[Stored entries]
○ ○ ○ ○ ○ ○ ○

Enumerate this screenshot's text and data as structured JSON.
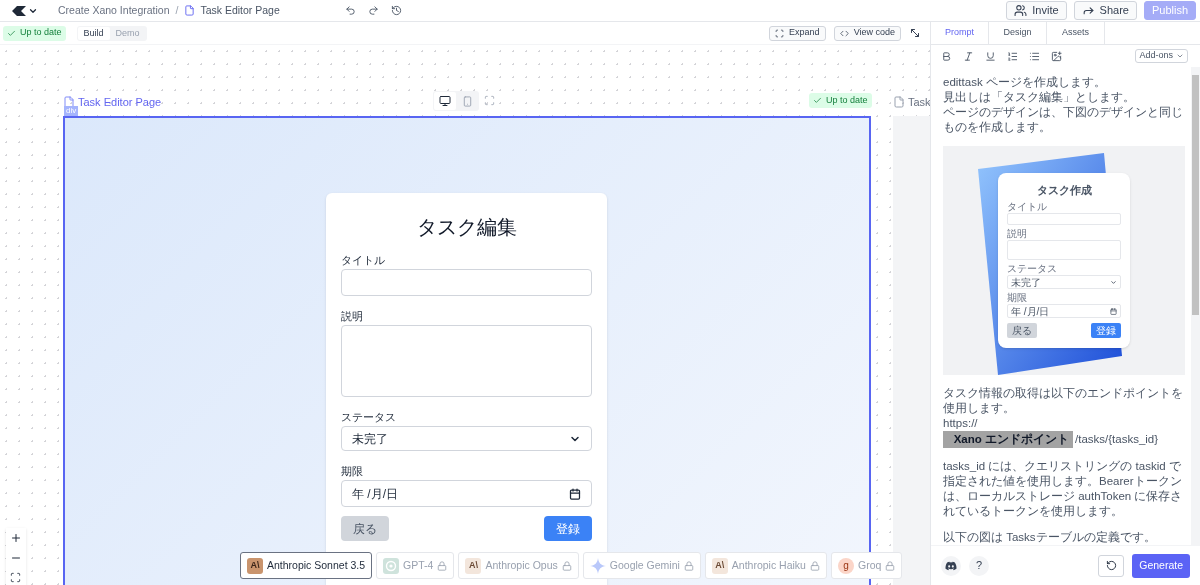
{
  "topbar": {
    "project": "Create Xano Integration",
    "separator": "/",
    "page": "Task Editor Page",
    "buttons": [
      {
        "label": "Invite",
        "kind": "invite"
      },
      {
        "label": "Share",
        "kind": "share"
      },
      {
        "label": "Publish",
        "kind": "publish"
      }
    ]
  },
  "toolbar": {
    "status": "Up to date",
    "modes": [
      {
        "label": "Build",
        "selected": true
      },
      {
        "label": "Demo",
        "selected": false
      }
    ],
    "buttons": [
      {
        "label": "Expand",
        "kind": "expand"
      },
      {
        "label": "View code",
        "kind": "code"
      }
    ]
  },
  "canvas": {
    "frame": {
      "title": "Task Editor Page",
      "tag": "div",
      "status": "Up to date",
      "devices": [
        {
          "kind": "desktop",
          "selected": true
        },
        {
          "kind": "mobile",
          "selected": false
        }
      ],
      "form": {
        "heading": "タスク編集",
        "fields": [
          {
            "label": "タイトル",
            "kind": "text"
          },
          {
            "label": "説明",
            "kind": "textarea"
          },
          {
            "label": "ステータス",
            "kind": "select",
            "value": "未完了"
          },
          {
            "label": "期限",
            "kind": "date",
            "value": "年 /月/日"
          }
        ],
        "buttons": [
          {
            "label": "戻る",
            "kind": "secondary"
          },
          {
            "label": "登録",
            "kind": "primary"
          }
        ]
      }
    },
    "next_frame": {
      "title": "Task"
    },
    "models": [
      {
        "name": "Anthropic Sonnet 3.5",
        "kind": "anthropic",
        "logo": "A\\",
        "selected": true,
        "locked": false
      },
      {
        "name": "GPT-4",
        "kind": "openai",
        "selected": false,
        "locked": true
      },
      {
        "name": "Anthropic Opus",
        "kind": "anthropic",
        "logo": "A\\",
        "selected": false,
        "locked": true
      },
      {
        "name": "Google Gemini",
        "kind": "gemini",
        "selected": false,
        "locked": true
      },
      {
        "name": "Anthropic Haiku",
        "kind": "anthropic",
        "logo": "A\\",
        "selected": false,
        "locked": true
      },
      {
        "name": "Groq",
        "kind": "groq",
        "logo": "g",
        "selected": false,
        "locked": true
      }
    ]
  },
  "panel": {
    "tabs": [
      {
        "label": "Prompt",
        "selected": true
      },
      {
        "label": "Design",
        "selected": false
      },
      {
        "label": "Assets",
        "selected": false
      }
    ],
    "addons": "Add-ons",
    "blocks": [
      {
        "kind": "lines",
        "lines": [
          "edittask ページを作成します。",
          "見出しは「タスク編集」とします。",
          "ページのデザインは、下図のデザインと同じものを作成します。"
        ]
      },
      {
        "kind": "image",
        "form": {
          "heading": "タスク作成",
          "fields": [
            {
              "label": "タイトル",
              "kind": "text"
            },
            {
              "label": "説明",
              "kind": "textarea"
            },
            {
              "label": "ステータス",
              "kind": "select",
              "value": "未完了"
            },
            {
              "label": "期限",
              "kind": "date",
              "value": "年 /月/日"
            }
          ],
          "buttons": [
            {
              "label": "戻る",
              "kind": "secondary"
            },
            {
              "label": "登録",
              "kind": "primary"
            }
          ]
        }
      },
      {
        "kind": "lines",
        "lines": [
          "タスク情報の取得は以下のエンドポイントを使用します。",
          "https://"
        ]
      },
      {
        "kind": "endpoint",
        "redaction": "Xano エンドポイント",
        "path": "/tasks/{tasks_id}"
      },
      {
        "kind": "lines",
        "lines": [
          "tasks_id には、クエリストリングの taskid で指定された値を使用します。Bearerトークンは、ローカルストレージ authToken に保存されているトークンを使用します。"
        ]
      },
      {
        "kind": "lines",
        "lines": [
          "以下の図は Tasksテーブルの定義です。"
        ]
      }
    ],
    "help": "?",
    "generate": "Generate"
  }
}
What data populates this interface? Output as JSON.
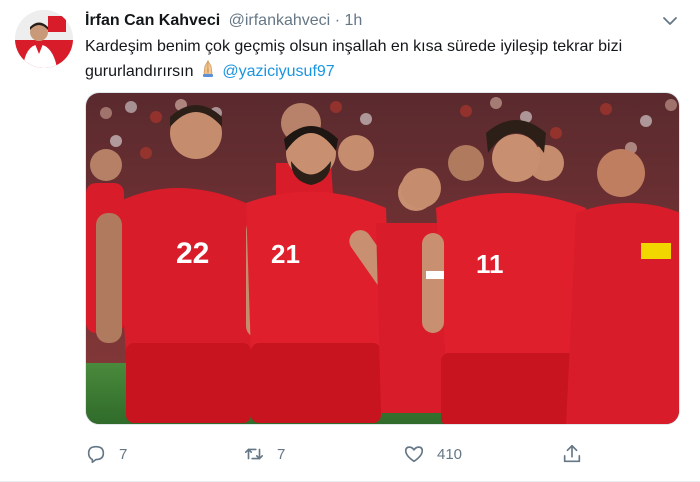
{
  "tweet": {
    "author_name": "İrfan Can Kahveci",
    "handle": "@irfankahveci",
    "separator": "·",
    "time": "1h",
    "text": "Kardeşim benim çok geçmiş olsun inşallah en kısa sürede iyileşip tekrar bizi gururlandırırsın",
    "emoji": "folded-hands",
    "mention": "@yaziciyusuf97"
  },
  "media": {
    "description_icon": "team-photo",
    "jersey_numbers": [
      "22",
      "21",
      "11"
    ]
  },
  "actions": {
    "reply_count": "7",
    "retweet_count": "7",
    "like_count": "410",
    "share_icon": "share-icon"
  },
  "colors": {
    "accent": "#1b95e0",
    "muted": "#657786",
    "jersey_red": "#d91c2a",
    "pitch_green": "#3d7a35"
  }
}
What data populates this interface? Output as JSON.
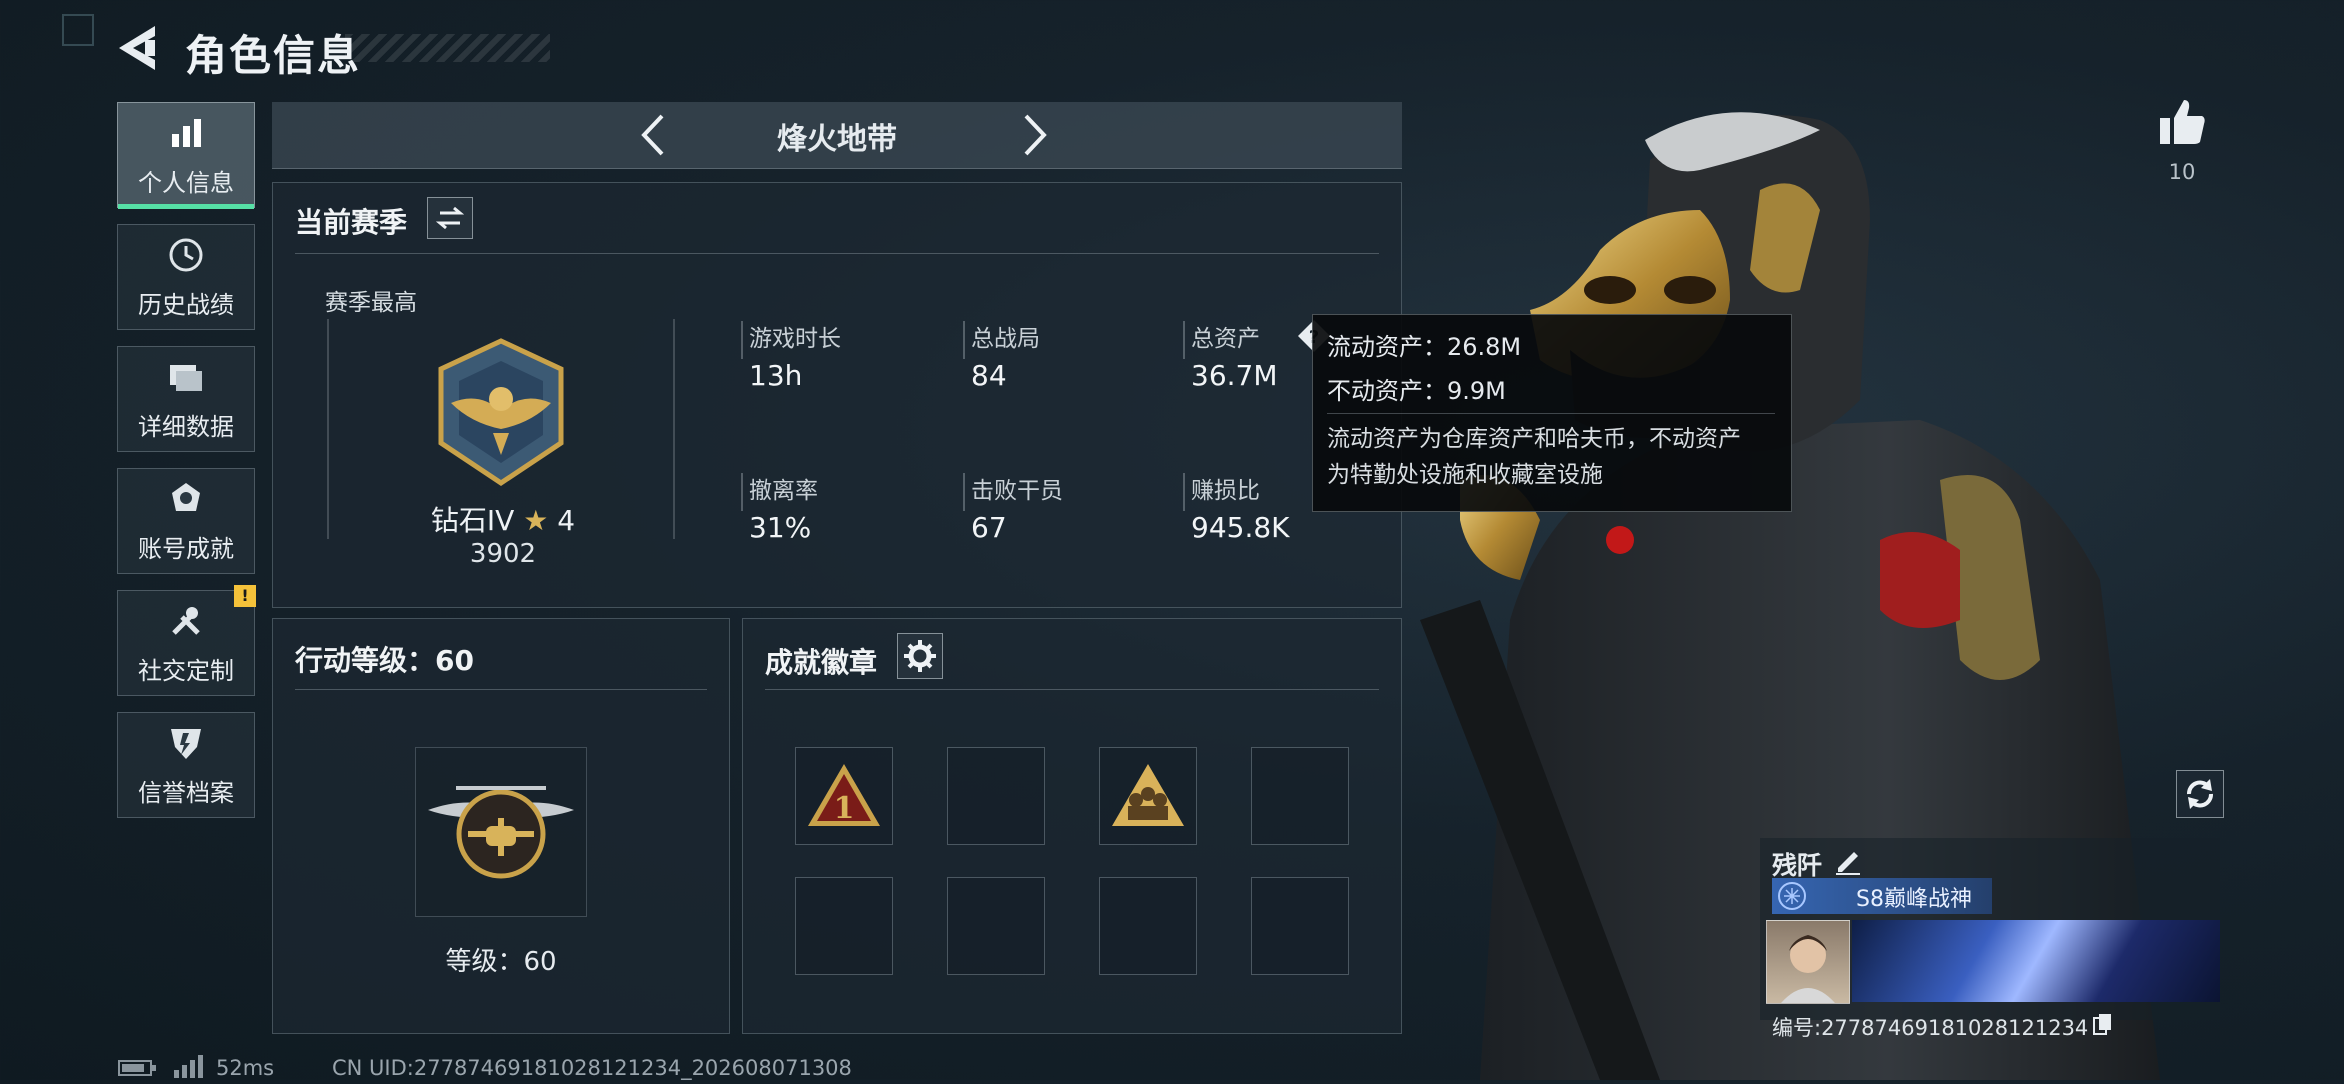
{
  "header": {
    "title": "角色信息",
    "back_icon": "back-arrow-icon"
  },
  "sidebar": {
    "items": [
      {
        "label": "个人信息",
        "icon": "bar-chart-icon",
        "active": true
      },
      {
        "label": "历史战绩",
        "icon": "clock-icon"
      },
      {
        "label": "详细数据",
        "icon": "folder-icon"
      },
      {
        "label": "账号成就",
        "icon": "medal-icon"
      },
      {
        "label": "社交定制",
        "icon": "tools-icon",
        "badge": "!"
      },
      {
        "label": "信誉档案",
        "icon": "shield-icon"
      }
    ]
  },
  "mode": {
    "title": "烽火地带"
  },
  "season": {
    "title": "当前赛季",
    "best_label": "赛季最高",
    "rank_name": "钻石IV",
    "rank_stars": "4",
    "rank_score": "3902",
    "stats": [
      {
        "label": "游戏时长",
        "value": "13h"
      },
      {
        "label": "总战局",
        "value": "84"
      },
      {
        "label": "总资产",
        "value": "36.7M"
      },
      {
        "label": "撤离率",
        "value": "31%"
      },
      {
        "label": "击败干员",
        "value": "67"
      },
      {
        "label": "赚损比",
        "value": "945.8K"
      }
    ]
  },
  "tooltip": {
    "line1": "流动资产：26.8M",
    "line2": "不动资产：9.9M",
    "note_line1": "流动资产为仓库资产和哈夫币，不动资产",
    "note_line2": "为特勤处设施和收藏室设施"
  },
  "action_level": {
    "title": "行动等级：60",
    "level_text": "等级：60"
  },
  "achievements": {
    "title": "成就徽章",
    "badge1": "1"
  },
  "likes": {
    "count": "10"
  },
  "player": {
    "name": "残阡",
    "title": "S8巅峰战神",
    "id": "编号:2778746918102812123​4"
  },
  "footer": {
    "ping": "52ms",
    "uid": "CN UID:27787469181028121234_202608071308"
  },
  "colors": {
    "accent": "#56e0a6",
    "warning": "#f5c23a",
    "gold": "#c9a24a"
  }
}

○ ○ ○ ○ ○ ○ ○

• **TASK DETAILS**
Pictures are excluded; copy every other part of the records exactly.

• **COMPLETE ANSWER**
Enumerate this screenshot's text and data as structured JSON.
{
  "topbar": {
    "project": "Create Xano Integration",
    "separator": "/",
    "page": "Task Editor Page",
    "buttons": [
      {
        "label": "Invite",
        "kind": "invite"
      },
      {
        "label": "Share",
        "kind": "share"
      },
      {
        "label": "Publish",
        "kind": "publish"
      }
    ]
  },
  "toolbar": {
    "status": "Up to date",
    "modes": [
      {
        "label": "Build",
        "selected": true
      },
      {
        "label": "Demo",
        "selected": false
      }
    ],
    "buttons": [
      {
        "label": "Expand",
        "kind": "expand"
      },
      {
        "label": "View code",
        "kind": "code"
      }
    ]
  },
  "canvas": {
    "frame": {
      "title": "Task Editor Page",
      "tag": "div",
      "status": "Up to date",
      "devices": [
        {
          "kind": "desktop",
          "selected": true
        },
        {
          "kind": "mobile",
          "selected": false
        }
      ],
      "form": {
        "heading": "タスク編集",
        "fields": [
          {
            "label": "タイトル",
            "kind": "text"
          },
          {
            "label": "説明",
            "kind": "textarea"
          },
          {
            "label": "ステータス",
            "kind": "select",
            "value": "未完了"
          },
          {
            "label": "期限",
            "kind": "date",
            "value": "年 /月/日"
          }
        ],
        "buttons": [
          {
            "label": "戻る",
            "kind": "secondary"
          },
          {
            "label": "登録",
            "kind": "primary"
          }
        ]
      }
    },
    "next_frame": {
      "title": "Task"
    },
    "models": [
      {
        "name": "Anthropic Sonnet 3.5",
        "kind": "anthropic",
        "logo": "A\\",
        "selected": true,
        "locked": false
      },
      {
        "name": "GPT-4",
        "kind": "openai",
        "selected": false,
        "locked": true
      },
      {
        "name": "Anthropic Opus",
        "kind": "anthropic",
        "logo": "A\\",
        "selected": false,
        "locked": true
      },
      {
        "name": "Google Gemini",
        "kind": "gemini",
        "selected": false,
        "locked": true
      },
      {
        "name": "Anthropic Haiku",
        "kind": "anthropic",
        "logo": "A\\",
        "selected": false,
        "locked": true
      },
      {
        "name": "Groq",
        "kind": "groq",
        "logo": "g",
        "selected": false,
        "locked": true
      }
    ]
  },
  "panel": {
    "tabs": [
      {
        "label": "Prompt",
        "selected": true
      },
      {
        "label": "Design",
        "selected": false
      },
      {
        "label": "Assets",
        "selected": false
      }
    ],
    "addons": "Add-ons",
    "blocks": [
      {
        "kind": "lines",
        "lines": [
          "edittask ページを作成します。",
          "見出しは「タスク編集」とします。",
          "ページのデザインは、下図のデザインと同じものを作成します。"
        ]
      },
      {
        "kind": "image",
        "form": {
          "heading": "タスク作成",
          "fields": [
            {
              "label": "タイトル",
              "kind": "text"
            },
            {
              "label": "説明",
              "kind": "textarea"
            },
            {
              "label": "ステータス",
              "kind": "select",
              "value": "未完了"
            },
            {
              "label": "期限",
              "kind": "date",
              "value": "年 /月/日"
            }
          ],
          "buttons": [
            {
              "label": "戻る",
              "kind": "secondary"
            },
            {
              "label": "登録",
              "kind": "primary"
            }
          ]
        }
      },
      {
        "kind": "lines",
        "lines": [
          "タスク情報の取得は以下のエンドポイントを使用します。",
          "https://"
        ]
      },
      {
        "kind": "endpoint",
        "redaction": "Xano エンドポイント",
        "path": "/tasks/{tasks_id}"
      },
      {
        "kind": "lines",
        "lines": [
          "tasks_id には、クエリストリングの taskid で指定された値を使用します。Bearerトークンは、ローカルストレージ authToken に保存されているトークンを使用します。"
        ]
      },
      {
        "kind": "lines",
        "lines": [
          "以下の図は Tasksテーブルの定義です。"
        ]
      }
    ],
    "help": "?",
    "generate": "Generate"
  }
}
What data populates this interface? Output as JSON.
{
  "tweet": {
    "author_name": "İrfan Can Kahveci",
    "handle": "@irfankahveci",
    "separator": "·",
    "time": "1h",
    "text": "Kardeşim benim çok geçmiş olsun inşallah en kısa sürede iyileşip tekrar bizi gururlandırırsın",
    "emoji": "folded-hands",
    "mention": "@yaziciyusuf97"
  },
  "media": {
    "description_icon": "team-photo",
    "jersey_numbers": [
      "22",
      "21",
      "11"
    ]
  },
  "actions": {
    "reply_count": "7",
    "retweet_count": "7",
    "like_count": "410",
    "share_icon": "share-icon"
  },
  "colors": {
    "accent": "#1b95e0",
    "muted": "#657786",
    "jersey_red": "#d91c2a",
    "pitch_green": "#3d7a35"
  }
}
What data populates this interface? Output as JSON.
{
  "header": {
    "title": "角色信息",
    "back_icon": "back-arrow-icon"
  },
  "sidebar": {
    "items": [
      {
        "label": "个人信息",
        "icon": "bar-chart-icon",
        "active": true
      },
      {
        "label": "历史战绩",
        "icon": "clock-icon"
      },
      {
        "label": "详细数据",
        "icon": "folder-icon"
      },
      {
        "label": "账号成就",
        "icon": "medal-icon"
      },
      {
        "label": "社交定制",
        "icon": "tools-icon",
        "badge": "!"
      },
      {
        "label": "信誉档案",
        "icon": "shield-icon"
      }
    ]
  },
  "mode": {
    "title": "烽火地带"
  },
  "season": {
    "title": "当前赛季",
    "best_label": "赛季最高",
    "rank_name": "钻石IV",
    "rank_stars": "4",
    "rank_score": "3902",
    "stats": [
      {
        "label": "游戏时长",
        "value": "13h"
      },
      {
        "label": "总战局",
        "value": "84"
      },
      {
        "label": "总资产",
        "value": "36.7M"
      },
      {
        "label": "撤离率",
        "value": "31%"
      },
      {
        "label": "击败干员",
        "value": "67"
      },
      {
        "label": "赚损比",
        "value": "945.8K"
      }
    ]
  },
  "tooltip": {
    "line1": "流动资产：26.8M",
    "line2": "不动资产：9.9M",
    "note_line1": "流动资产为仓库资产和哈夫币，不动资产",
    "note_line2": "为特勤处设施和收藏室设施"
  },
  "action_level": {
    "title": "行动等级：60",
    "level_text": "等级：60"
  },
  "achievements": {
    "title": "成就徽章",
    "badge1": "1"
  },
  "likes": {
    "count": "10"
  },
  "player": {
    "name": "残阡",
    "title": "S8巅峰战神",
    "id": "编号:2778746918102812123​4"
  },
  "footer": {
    "ping": "52ms",
    "uid": "CN UID:27787469181028121234_202608071308"
  },
  "colors": {
    "accent": "#56e0a6",
    "warning": "#f5c23a",
    "gold": "#c9a24a"
  }
}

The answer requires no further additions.